══ STORED RECORDS ══

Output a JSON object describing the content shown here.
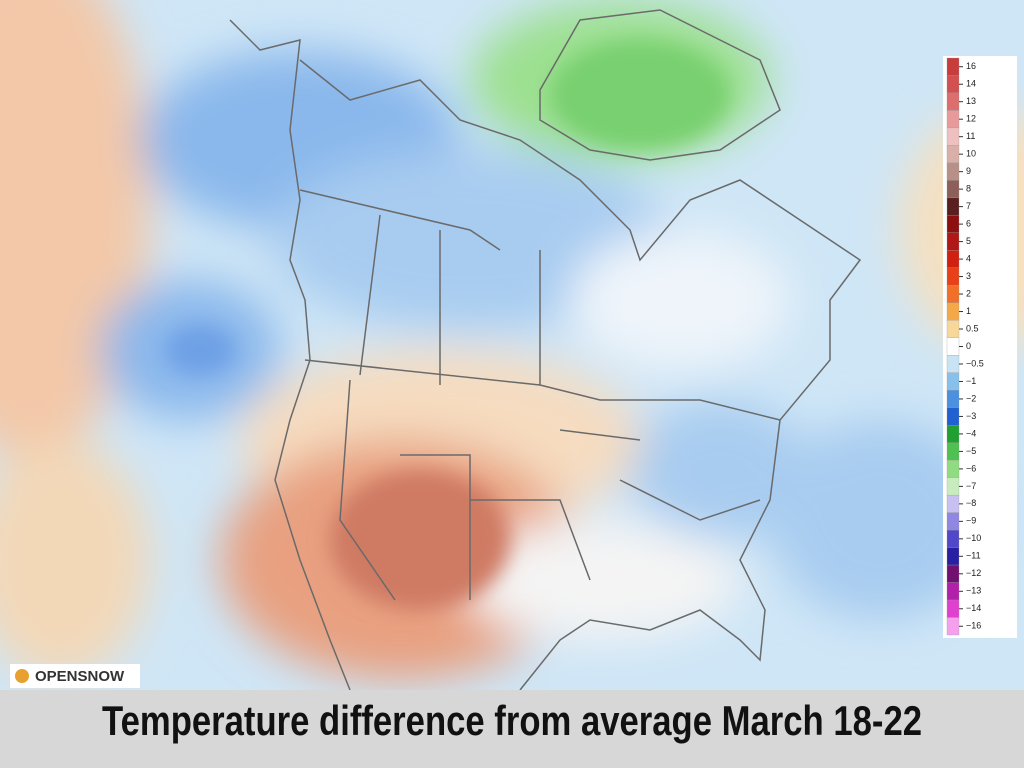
{
  "logo": "OPENSNOW",
  "caption": "Temperature difference from average March 18-22",
  "legend": [
    {
      "label": "16",
      "color": "#c83c3c"
    },
    {
      "label": "14",
      "color": "#d25050"
    },
    {
      "label": "13",
      "color": "#dc6e6e"
    },
    {
      "label": "12",
      "color": "#e89a9a"
    },
    {
      "label": "11",
      "color": "#efc0c0"
    },
    {
      "label": "10",
      "color": "#d8b0a8"
    },
    {
      "label": "9",
      "color": "#b89088"
    },
    {
      "label": "8",
      "color": "#8c6058"
    },
    {
      "label": "7",
      "color": "#5a2020"
    },
    {
      "label": "6",
      "color": "#8c1010"
    },
    {
      "label": "5",
      "color": "#b01818"
    },
    {
      "label": "4",
      "color": "#d02010"
    },
    {
      "label": "3",
      "color": "#e84018"
    },
    {
      "label": "2",
      "color": "#f07028"
    },
    {
      "label": "1",
      "color": "#f4a848"
    },
    {
      "label": "0.5",
      "color": "#f8d898"
    },
    {
      "label": "0",
      "color": "#ffffff"
    },
    {
      "label": "−0.5",
      "color": "#c8e4f4"
    },
    {
      "label": "−1",
      "color": "#88c0ec"
    },
    {
      "label": "−2",
      "color": "#4c90e0"
    },
    {
      "label": "−3",
      "color": "#2060d0"
    },
    {
      "label": "−4",
      "color": "#20a030"
    },
    {
      "label": "−5",
      "color": "#50c050"
    },
    {
      "label": "−6",
      "color": "#90dc80"
    },
    {
      "label": "−7",
      "color": "#c8ecc0"
    },
    {
      "label": "−8",
      "color": "#c8c0f0"
    },
    {
      "label": "−9",
      "color": "#9088e0"
    },
    {
      "label": "−10",
      "color": "#5048c8"
    },
    {
      "label": "−11",
      "color": "#2820a0"
    },
    {
      "label": "−12",
      "color": "#701070"
    },
    {
      "label": "−13",
      "color": "#b020a8"
    },
    {
      "label": "−14",
      "color": "#e040d0"
    },
    {
      "label": "−16",
      "color": "#f4a0ec"
    }
  ]
}
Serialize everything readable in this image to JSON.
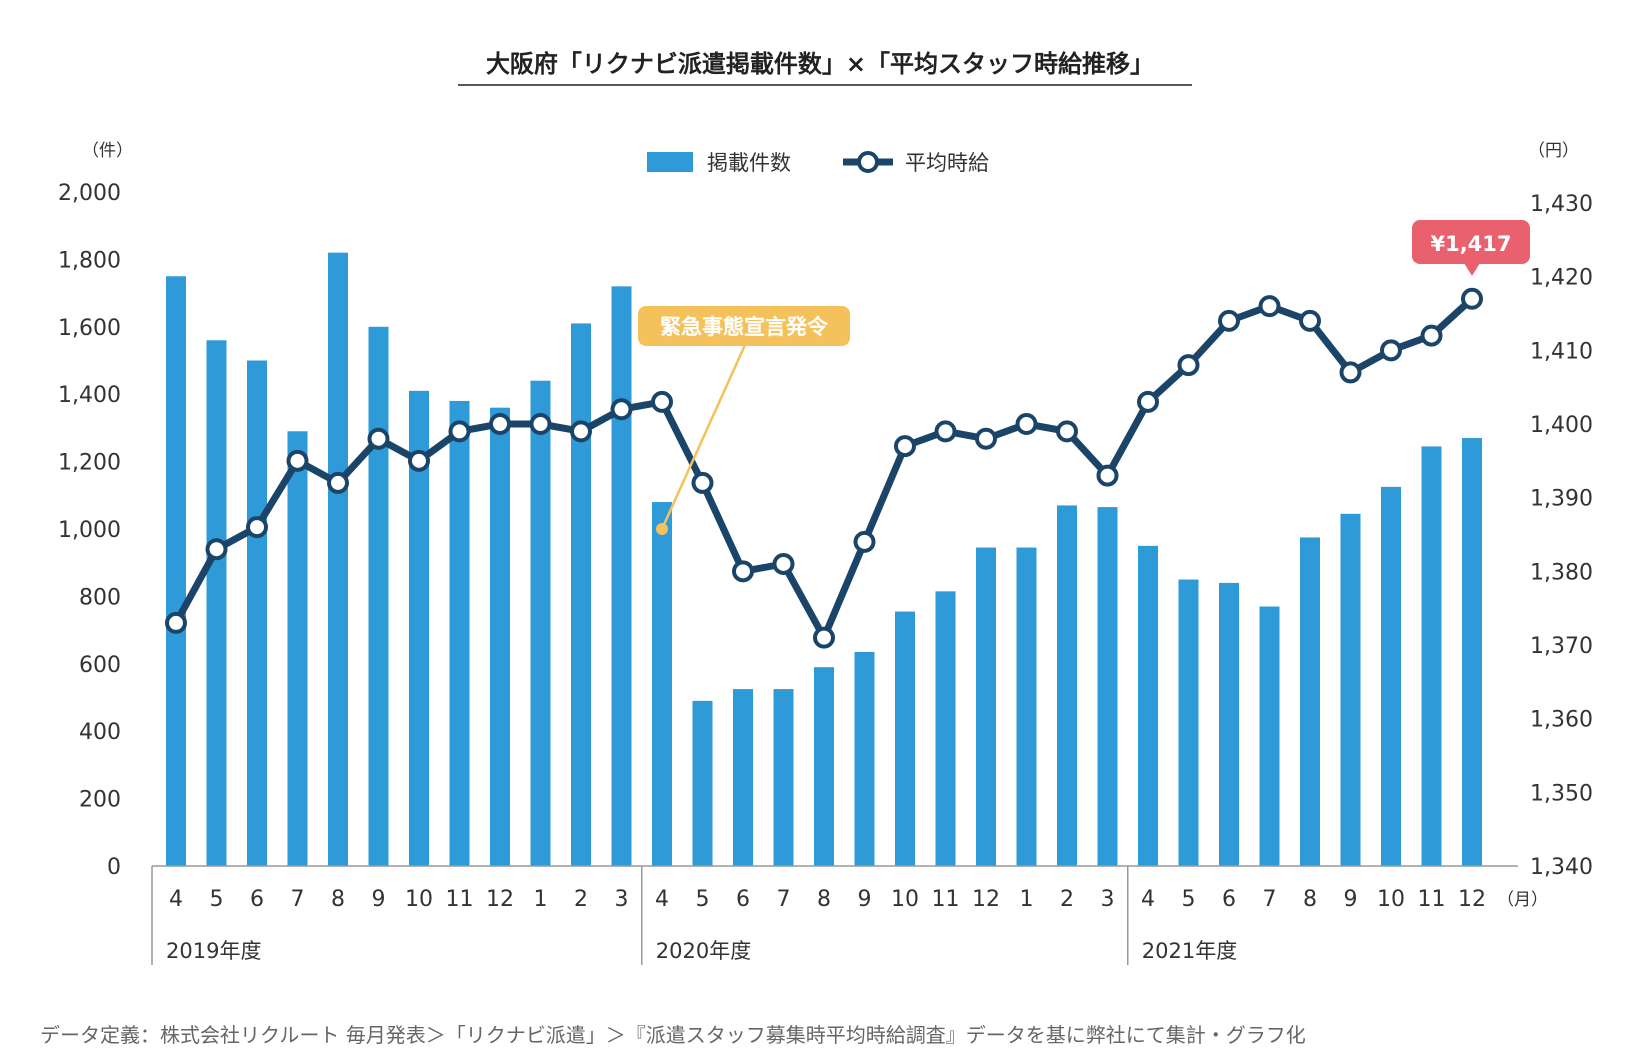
{
  "chart_data": {
    "type": "bar+line",
    "title": "大阪府「リクナビ派遣掲載件数」×「平均スタッフ時給推移」",
    "left_axis": {
      "unit": "（件）",
      "min": 0,
      "max": 2000,
      "ticks": [
        "0",
        "200",
        "400",
        "600",
        "800",
        "1,000",
        "1,200",
        "1,400",
        "1,600",
        "1,800",
        "2,000"
      ]
    },
    "right_axis": {
      "unit": "（円）",
      "min": 1340,
      "max": 1430,
      "ticks": [
        "1,340",
        "1,350",
        "1,360",
        "1,370",
        "1,380",
        "1,390",
        "1,400",
        "1,410",
        "1,420",
        "1,430"
      ]
    },
    "x_unit": "（月）",
    "categories": [
      "4",
      "5",
      "6",
      "7",
      "8",
      "9",
      "10",
      "11",
      "12",
      "1",
      "2",
      "3",
      "4",
      "5",
      "6",
      "7",
      "8",
      "9",
      "10",
      "11",
      "12",
      "1",
      "2",
      "3",
      "4",
      "5",
      "6",
      "7",
      "8",
      "9",
      "10",
      "11",
      "12"
    ],
    "fiscal_years": [
      {
        "label": "2019年度",
        "start": 0,
        "count": 12
      },
      {
        "label": "2020年度",
        "start": 12,
        "count": 12
      },
      {
        "label": "2021年度",
        "start": 24,
        "count": 9
      }
    ],
    "series": [
      {
        "name": "掲載件数",
        "type": "bar",
        "axis": "left",
        "color": "#2e9ad8",
        "values": [
          1750,
          1560,
          1500,
          1290,
          1820,
          1600,
          1410,
          1380,
          1360,
          1440,
          1610,
          1720,
          1080,
          490,
          525,
          525,
          590,
          635,
          755,
          815,
          945,
          945,
          1070,
          1065,
          950,
          850,
          840,
          770,
          975,
          1045,
          1125,
          1245,
          1270
        ]
      },
      {
        "name": "平均時給",
        "type": "line",
        "axis": "right",
        "color": "#1a4468",
        "values": [
          1373,
          1383,
          1386,
          1395,
          1392,
          1398,
          1395,
          1399,
          1400,
          1400,
          1399,
          1402,
          1403,
          1392,
          1380,
          1381,
          1371,
          1384,
          1397,
          1399,
          1398,
          1400,
          1399,
          1393,
          1403,
          1408,
          1414,
          1416,
          1414,
          1407,
          1410,
          1412,
          1417
        ]
      }
    ],
    "annotations": [
      {
        "text": "緊急事態宣言発令",
        "index": 12,
        "color": "#f5c15b"
      },
      {
        "text": "¥1,417",
        "index": 32,
        "color": "#e9606e"
      }
    ],
    "footer": "データ定義：株式会社リクルート 毎月発表＞「リクナビ派遣」＞『派遣スタッフ募集時平均時給調査』データを基に弊社にて集計・グラフ化"
  }
}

═══

**EXERCISE PROMPT**. Reproduce all of the material above word for word. Omit the pictures.

**RESULT OF THIS EXERCISE**.
Output a JSON object describing the content shown here.
{
  "logo": "OPENSNOW",
  "caption": "Temperature difference from average March 18-22",
  "legend": [
    {
      "label": "16",
      "color": "#c83c3c"
    },
    {
      "label": "14",
      "color": "#d25050"
    },
    {
      "label": "13",
      "color": "#dc6e6e"
    },
    {
      "label": "12",
      "color": "#e89a9a"
    },
    {
      "label": "11",
      "color": "#efc0c0"
    },
    {
      "label": "10",
      "color": "#d8b0a8"
    },
    {
      "label": "9",
      "color": "#b89088"
    },
    {
      "label": "8",
      "color": "#8c6058"
    },
    {
      "label": "7",
      "color": "#5a2020"
    },
    {
      "label": "6",
      "color": "#8c1010"
    },
    {
      "label": "5",
      "color": "#b01818"
    },
    {
      "label": "4",
      "color": "#d02010"
    },
    {
      "label": "3",
      "color": "#e84018"
    },
    {
      "label": "2",
      "color": "#f07028"
    },
    {
      "label": "1",
      "color": "#f4a848"
    },
    {
      "label": "0.5",
      "color": "#f8d898"
    },
    {
      "label": "0",
      "color": "#ffffff"
    },
    {
      "label": "−0.5",
      "color": "#c8e4f4"
    },
    {
      "label": "−1",
      "color": "#88c0ec"
    },
    {
      "label": "−2",
      "color": "#4c90e0"
    },
    {
      "label": "−3",
      "color": "#2060d0"
    },
    {
      "label": "−4",
      "color": "#20a030"
    },
    {
      "label": "−5",
      "color": "#50c050"
    },
    {
      "label": "−6",
      "color": "#90dc80"
    },
    {
      "label": "−7",
      "color": "#c8ecc0"
    },
    {
      "label": "−8",
      "color": "#c8c0f0"
    },
    {
      "label": "−9",
      "color": "#9088e0"
    },
    {
      "label": "−10",
      "color": "#5048c8"
    },
    {
      "label": "−11",
      "color": "#2820a0"
    },
    {
      "label": "−12",
      "color": "#701070"
    },
    {
      "label": "−13",
      "color": "#b020a8"
    },
    {
      "label": "−14",
      "color": "#e040d0"
    },
    {
      "label": "−16",
      "color": "#f4a0ec"
    }
  ]
}
Serialize everything readable in this image to JSON.
{
  "chart_data": {
    "type": "bar+line",
    "title": "大阪府「リクナビ派遣掲載件数」×「平均スタッフ時給推移」",
    "left_axis": {
      "unit": "（件）",
      "min": 0,
      "max": 2000,
      "ticks": [
        "0",
        "200",
        "400",
        "600",
        "800",
        "1,000",
        "1,200",
        "1,400",
        "1,600",
        "1,800",
        "2,000"
      ]
    },
    "right_axis": {
      "unit": "（円）",
      "min": 1340,
      "max": 1430,
      "ticks": [
        "1,340",
        "1,350",
        "1,360",
        "1,370",
        "1,380",
        "1,390",
        "1,400",
        "1,410",
        "1,420",
        "1,430"
      ]
    },
    "x_unit": "（月）",
    "categories": [
      "4",
      "5",
      "6",
      "7",
      "8",
      "9",
      "10",
      "11",
      "12",
      "1",
      "2",
      "3",
      "4",
      "5",
      "6",
      "7",
      "8",
      "9",
      "10",
      "11",
      "12",
      "1",
      "2",
      "3",
      "4",
      "5",
      "6",
      "7",
      "8",
      "9",
      "10",
      "11",
      "12"
    ],
    "fiscal_years": [
      {
        "label": "2019年度",
        "start": 0,
        "count": 12
      },
      {
        "label": "2020年度",
        "start": 12,
        "count": 12
      },
      {
        "label": "2021年度",
        "start": 24,
        "count": 9
      }
    ],
    "series": [
      {
        "name": "掲載件数",
        "type": "bar",
        "axis": "left",
        "color": "#2e9ad8",
        "values": [
          1750,
          1560,
          1500,
          1290,
          1820,
          1600,
          1410,
          1380,
          1360,
          1440,
          1610,
          1720,
          1080,
          490,
          525,
          525,
          590,
          635,
          755,
          815,
          945,
          945,
          1070,
          1065,
          950,
          850,
          840,
          770,
          975,
          1045,
          1125,
          1245,
          1270
        ]
      },
      {
        "name": "平均時給",
        "type": "line",
        "axis": "right",
        "color": "#1a4468",
        "values": [
          1373,
          1383,
          1386,
          1395,
          1392,
          1398,
          1395,
          1399,
          1400,
          1400,
          1399,
          1402,
          1403,
          1392,
          1380,
          1381,
          1371,
          1384,
          1397,
          1399,
          1398,
          1400,
          1399,
          1393,
          1403,
          1408,
          1414,
          1416,
          1414,
          1407,
          1410,
          1412,
          1417
        ]
      }
    ],
    "annotations": [
      {
        "text": "緊急事態宣言発令",
        "index": 12,
        "color": "#f5c15b"
      },
      {
        "text": "¥1,417",
        "index": 32,
        "color": "#e9606e"
      }
    ],
    "footer": "データ定義：株式会社リクルート 毎月発表＞「リクナビ派遣」＞『派遣スタッフ募集時平均時給調査』データを基に弊社にて集計・グラフ化"
  }
}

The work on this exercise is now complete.